Quote the data below in full, minus the images.

━━━ Record excerpts ━━━

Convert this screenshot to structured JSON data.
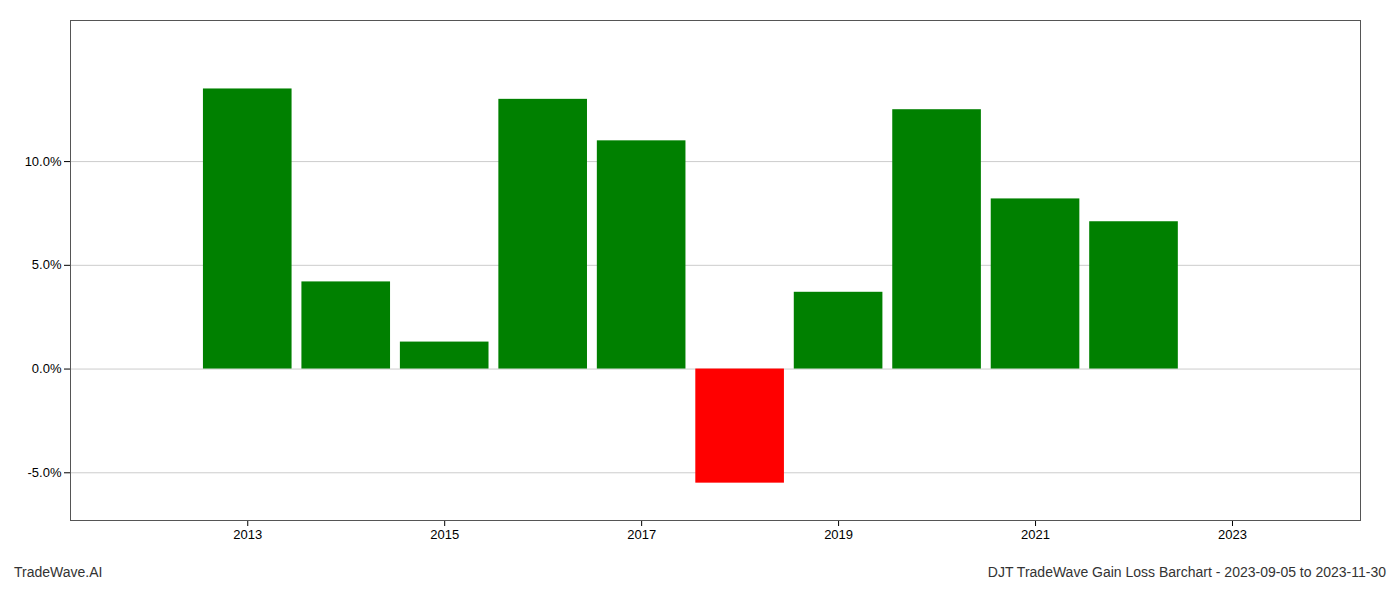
{
  "chart_data": {
    "type": "bar",
    "x": [
      2013,
      2014,
      2015,
      2016,
      2017,
      2018,
      2019,
      2020,
      2021,
      2022
    ],
    "values": [
      0.135,
      0.042,
      0.013,
      0.13,
      0.11,
      -0.055,
      0.037,
      0.125,
      0.082,
      0.071
    ],
    "colors": [
      "#008000",
      "#008000",
      "#008000",
      "#008000",
      "#008000",
      "#ff0000",
      "#008000",
      "#008000",
      "#008000",
      "#008000"
    ],
    "xlim": [
      2011.2,
      2024.3
    ],
    "xticks": [
      2013,
      2015,
      2017,
      2019,
      2021,
      2023
    ],
    "ylim": [
      -0.073,
      0.168
    ],
    "yticks": [
      {
        "value": -0.05,
        "label": "-5.0%"
      },
      {
        "value": 0.0,
        "label": "0.0%"
      },
      {
        "value": 0.05,
        "label": "5.0%"
      },
      {
        "value": 0.1,
        "label": "10.0%"
      }
    ],
    "grid": true,
    "annotations": [
      "TradeWave.AI",
      "DJT TradeWave Gain Loss Barchart - 2023-09-05 to 2023-11-30"
    ]
  }
}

━━━

# Response
Convert this screenshot to structured JSON data.
{
  "chart_data": {
    "type": "bar",
    "x": [
      2013,
      2014,
      2015,
      2016,
      2017,
      2018,
      2019,
      2020,
      2021,
      2022
    ],
    "values": [
      0.135,
      0.042,
      0.013,
      0.13,
      0.11,
      -0.055,
      0.037,
      0.125,
      0.082,
      0.071
    ],
    "colors": [
      "#008000",
      "#008000",
      "#008000",
      "#008000",
      "#008000",
      "#ff0000",
      "#008000",
      "#008000",
      "#008000",
      "#008000"
    ],
    "xlim": [
      2011.2,
      2024.3
    ],
    "xticks": [
      2013,
      2015,
      2017,
      2019,
      2021,
      2023
    ],
    "ylim": [
      -0.073,
      0.168
    ],
    "yticks": [
      {
        "value": -0.05,
        "label": "-5.0%"
      },
      {
        "value": 0.0,
        "label": "0.0%"
      },
      {
        "value": 0.05,
        "label": "5.0%"
      },
      {
        "value": 0.1,
        "label": "10.0%"
      }
    ],
    "grid": true,
    "annotations": [
      "TradeWave.AI",
      "DJT TradeWave Gain Loss Barchart - 2023-09-05 to 2023-11-30"
    ]
  }
}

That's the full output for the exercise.